Goal: Would you pull out every line of the material that contains the string "text"?
#### Extracted information
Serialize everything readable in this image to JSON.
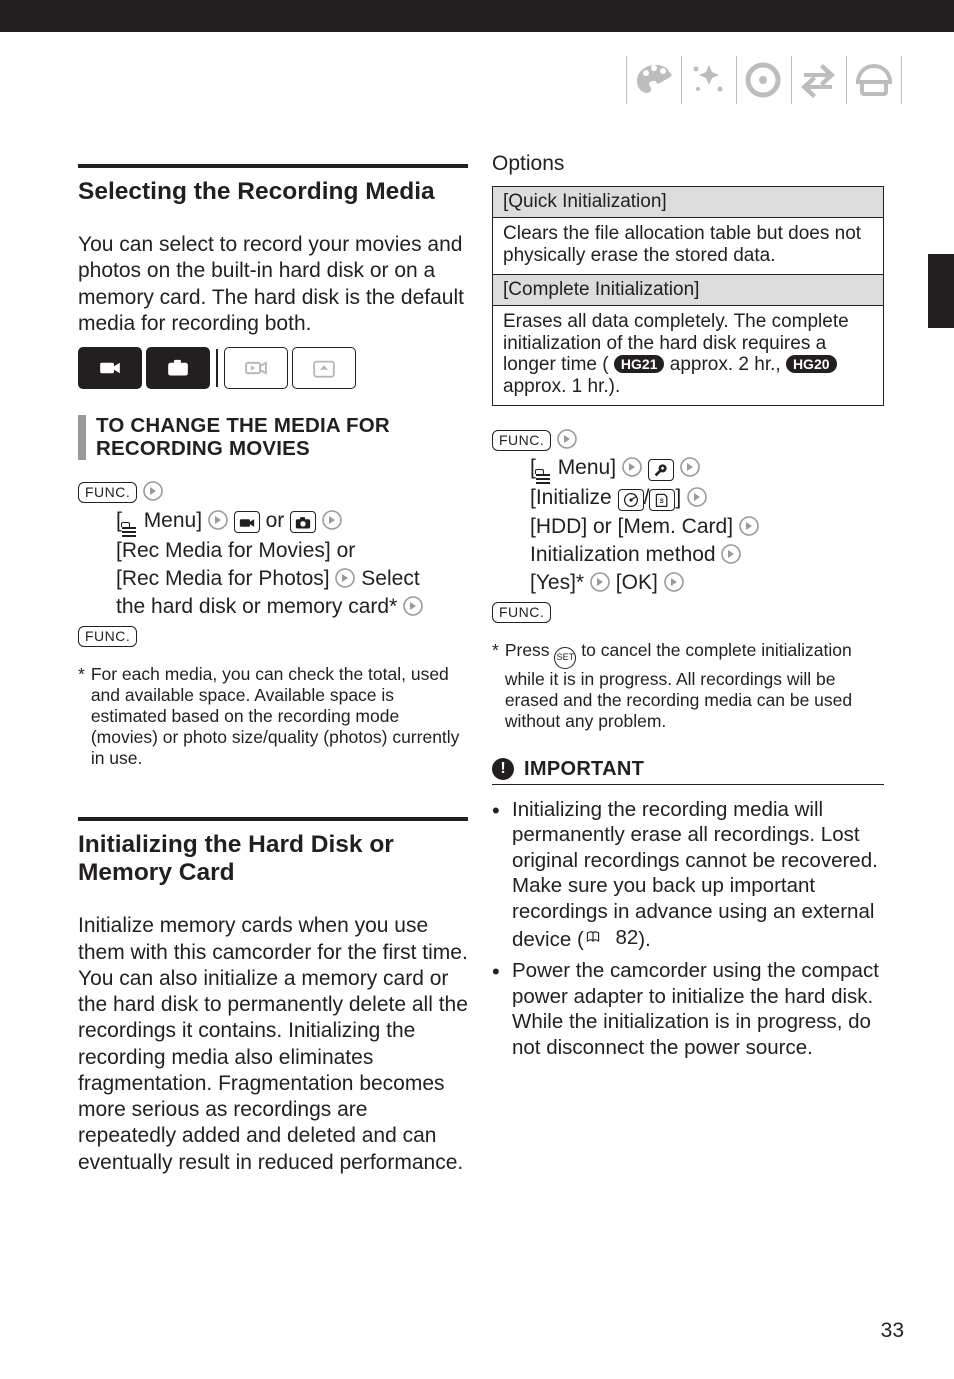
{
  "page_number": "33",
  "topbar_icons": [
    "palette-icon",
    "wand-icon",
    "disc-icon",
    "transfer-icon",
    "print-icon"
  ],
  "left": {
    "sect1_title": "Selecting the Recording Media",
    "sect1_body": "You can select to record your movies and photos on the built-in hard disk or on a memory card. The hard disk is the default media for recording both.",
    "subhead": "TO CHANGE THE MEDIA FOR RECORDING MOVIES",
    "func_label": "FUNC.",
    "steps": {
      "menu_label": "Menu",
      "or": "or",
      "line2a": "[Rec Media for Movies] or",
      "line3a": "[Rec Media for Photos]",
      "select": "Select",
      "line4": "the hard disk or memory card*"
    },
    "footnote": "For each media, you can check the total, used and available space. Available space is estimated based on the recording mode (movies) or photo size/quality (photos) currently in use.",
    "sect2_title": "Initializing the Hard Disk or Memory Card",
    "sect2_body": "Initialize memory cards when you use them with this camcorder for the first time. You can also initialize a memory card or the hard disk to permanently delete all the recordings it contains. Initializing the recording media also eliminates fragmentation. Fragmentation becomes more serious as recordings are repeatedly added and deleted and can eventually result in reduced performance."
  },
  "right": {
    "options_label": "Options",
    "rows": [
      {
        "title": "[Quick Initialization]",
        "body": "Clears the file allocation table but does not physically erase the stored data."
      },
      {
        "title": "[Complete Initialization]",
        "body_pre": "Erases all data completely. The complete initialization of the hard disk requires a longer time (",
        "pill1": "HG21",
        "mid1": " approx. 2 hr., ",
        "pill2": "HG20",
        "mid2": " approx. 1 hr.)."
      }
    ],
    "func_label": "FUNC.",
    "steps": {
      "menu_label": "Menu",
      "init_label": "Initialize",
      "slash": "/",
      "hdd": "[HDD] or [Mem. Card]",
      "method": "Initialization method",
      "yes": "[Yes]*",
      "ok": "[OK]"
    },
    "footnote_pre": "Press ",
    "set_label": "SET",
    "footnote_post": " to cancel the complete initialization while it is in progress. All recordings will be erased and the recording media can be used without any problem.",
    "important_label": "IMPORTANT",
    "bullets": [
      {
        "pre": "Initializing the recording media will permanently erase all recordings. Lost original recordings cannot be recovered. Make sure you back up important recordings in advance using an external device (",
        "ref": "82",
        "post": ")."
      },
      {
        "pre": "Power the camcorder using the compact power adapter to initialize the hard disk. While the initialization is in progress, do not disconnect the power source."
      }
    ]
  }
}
########
#### Extracted information
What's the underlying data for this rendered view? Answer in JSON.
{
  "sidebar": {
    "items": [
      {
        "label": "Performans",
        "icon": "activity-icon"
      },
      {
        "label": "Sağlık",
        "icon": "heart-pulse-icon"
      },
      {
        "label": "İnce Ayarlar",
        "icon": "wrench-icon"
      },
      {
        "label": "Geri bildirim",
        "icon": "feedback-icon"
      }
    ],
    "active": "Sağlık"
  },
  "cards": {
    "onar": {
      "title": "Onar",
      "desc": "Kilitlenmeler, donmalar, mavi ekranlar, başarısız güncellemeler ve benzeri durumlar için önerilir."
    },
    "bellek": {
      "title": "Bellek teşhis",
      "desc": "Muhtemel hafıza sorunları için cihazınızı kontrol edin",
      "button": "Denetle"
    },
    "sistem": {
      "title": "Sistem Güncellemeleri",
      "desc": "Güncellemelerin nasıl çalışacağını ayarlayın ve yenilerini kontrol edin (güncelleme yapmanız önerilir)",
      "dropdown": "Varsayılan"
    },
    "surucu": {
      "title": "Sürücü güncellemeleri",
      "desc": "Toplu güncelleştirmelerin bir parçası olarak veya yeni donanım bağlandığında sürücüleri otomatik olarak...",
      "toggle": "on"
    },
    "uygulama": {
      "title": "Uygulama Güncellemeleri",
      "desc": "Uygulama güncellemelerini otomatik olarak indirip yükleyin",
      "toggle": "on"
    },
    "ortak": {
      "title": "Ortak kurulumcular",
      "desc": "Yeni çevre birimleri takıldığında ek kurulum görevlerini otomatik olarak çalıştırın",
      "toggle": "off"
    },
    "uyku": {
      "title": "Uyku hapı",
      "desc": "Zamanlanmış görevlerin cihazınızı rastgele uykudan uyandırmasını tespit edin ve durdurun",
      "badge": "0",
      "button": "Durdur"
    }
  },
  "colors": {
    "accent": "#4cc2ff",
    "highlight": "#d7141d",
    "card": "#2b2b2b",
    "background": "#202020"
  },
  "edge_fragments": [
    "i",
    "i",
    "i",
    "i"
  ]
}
########
#### Extracted information
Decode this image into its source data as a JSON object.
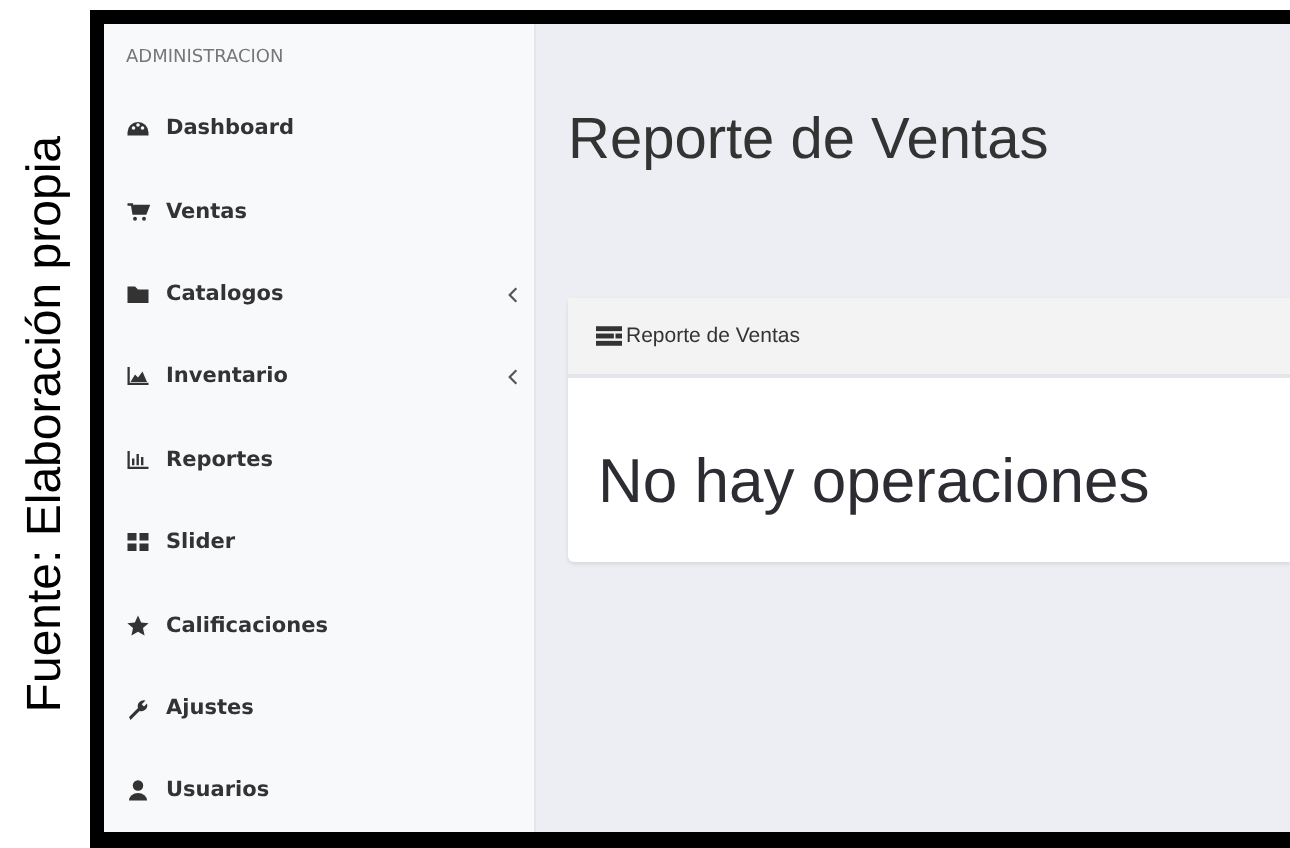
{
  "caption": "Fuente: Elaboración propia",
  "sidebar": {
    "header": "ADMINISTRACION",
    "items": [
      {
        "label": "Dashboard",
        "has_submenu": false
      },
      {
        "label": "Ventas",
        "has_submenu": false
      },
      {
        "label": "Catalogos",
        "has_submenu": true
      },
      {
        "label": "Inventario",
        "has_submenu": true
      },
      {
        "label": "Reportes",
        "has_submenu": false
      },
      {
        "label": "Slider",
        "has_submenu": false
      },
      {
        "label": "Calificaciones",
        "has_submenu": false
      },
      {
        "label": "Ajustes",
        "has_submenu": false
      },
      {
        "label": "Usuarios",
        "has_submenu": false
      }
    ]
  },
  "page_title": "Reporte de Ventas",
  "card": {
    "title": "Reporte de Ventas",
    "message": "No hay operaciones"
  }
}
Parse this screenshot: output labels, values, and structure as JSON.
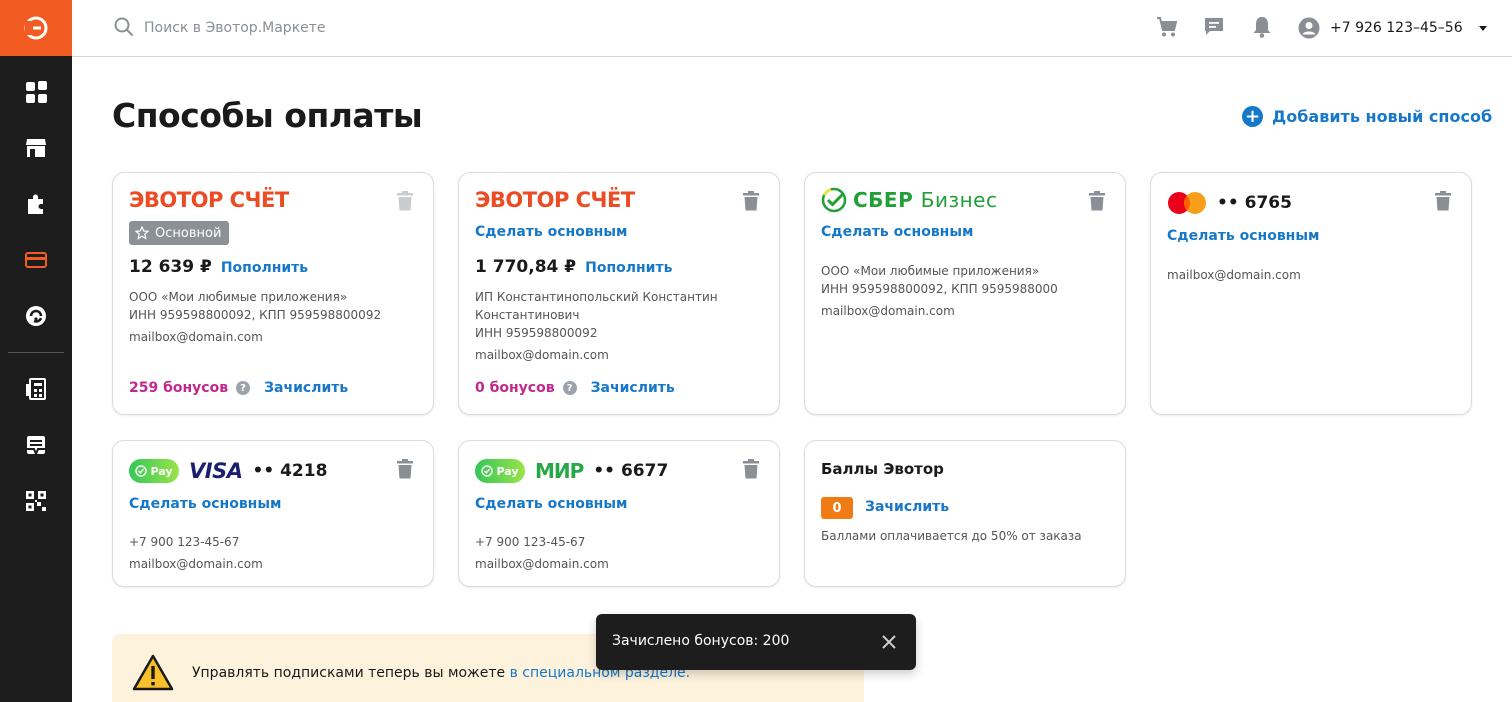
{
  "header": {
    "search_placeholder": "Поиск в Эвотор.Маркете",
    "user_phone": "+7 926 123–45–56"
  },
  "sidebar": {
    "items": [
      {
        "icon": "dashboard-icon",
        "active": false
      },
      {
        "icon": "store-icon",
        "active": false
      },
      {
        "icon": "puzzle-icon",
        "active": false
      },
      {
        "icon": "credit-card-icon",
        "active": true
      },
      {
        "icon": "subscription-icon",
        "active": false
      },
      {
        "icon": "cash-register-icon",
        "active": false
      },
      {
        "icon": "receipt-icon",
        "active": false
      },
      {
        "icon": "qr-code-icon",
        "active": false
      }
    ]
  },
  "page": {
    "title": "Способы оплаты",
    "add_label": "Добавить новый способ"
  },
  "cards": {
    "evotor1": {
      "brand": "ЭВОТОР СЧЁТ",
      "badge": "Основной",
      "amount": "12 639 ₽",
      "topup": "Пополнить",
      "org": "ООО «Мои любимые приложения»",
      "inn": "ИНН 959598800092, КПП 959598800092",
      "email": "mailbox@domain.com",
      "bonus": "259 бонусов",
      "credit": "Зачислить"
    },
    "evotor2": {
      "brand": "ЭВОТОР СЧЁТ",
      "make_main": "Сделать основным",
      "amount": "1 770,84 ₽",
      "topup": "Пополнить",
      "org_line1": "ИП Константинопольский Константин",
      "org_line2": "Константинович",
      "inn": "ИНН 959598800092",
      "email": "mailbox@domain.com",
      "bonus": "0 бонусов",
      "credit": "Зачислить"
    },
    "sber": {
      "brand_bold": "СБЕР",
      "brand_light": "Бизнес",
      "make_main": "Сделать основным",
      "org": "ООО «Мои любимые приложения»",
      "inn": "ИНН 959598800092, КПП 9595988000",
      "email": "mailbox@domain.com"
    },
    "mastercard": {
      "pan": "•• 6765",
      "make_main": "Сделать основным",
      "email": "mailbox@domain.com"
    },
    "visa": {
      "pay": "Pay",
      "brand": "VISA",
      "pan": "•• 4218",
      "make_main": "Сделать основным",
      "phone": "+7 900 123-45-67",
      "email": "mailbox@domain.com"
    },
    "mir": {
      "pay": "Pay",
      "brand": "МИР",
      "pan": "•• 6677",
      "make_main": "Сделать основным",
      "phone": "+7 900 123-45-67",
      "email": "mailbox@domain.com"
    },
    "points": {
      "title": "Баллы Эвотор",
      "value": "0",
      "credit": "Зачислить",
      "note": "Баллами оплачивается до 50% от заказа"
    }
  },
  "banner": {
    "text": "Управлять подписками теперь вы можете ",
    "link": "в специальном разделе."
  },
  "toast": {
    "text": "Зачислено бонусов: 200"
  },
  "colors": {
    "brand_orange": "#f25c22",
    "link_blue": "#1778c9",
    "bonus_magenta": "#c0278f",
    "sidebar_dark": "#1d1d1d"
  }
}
########
Answer to the problem:
    "text": "Управлять подписками теперь вы можете ",
    "text": "Зачислено бонусов: 200"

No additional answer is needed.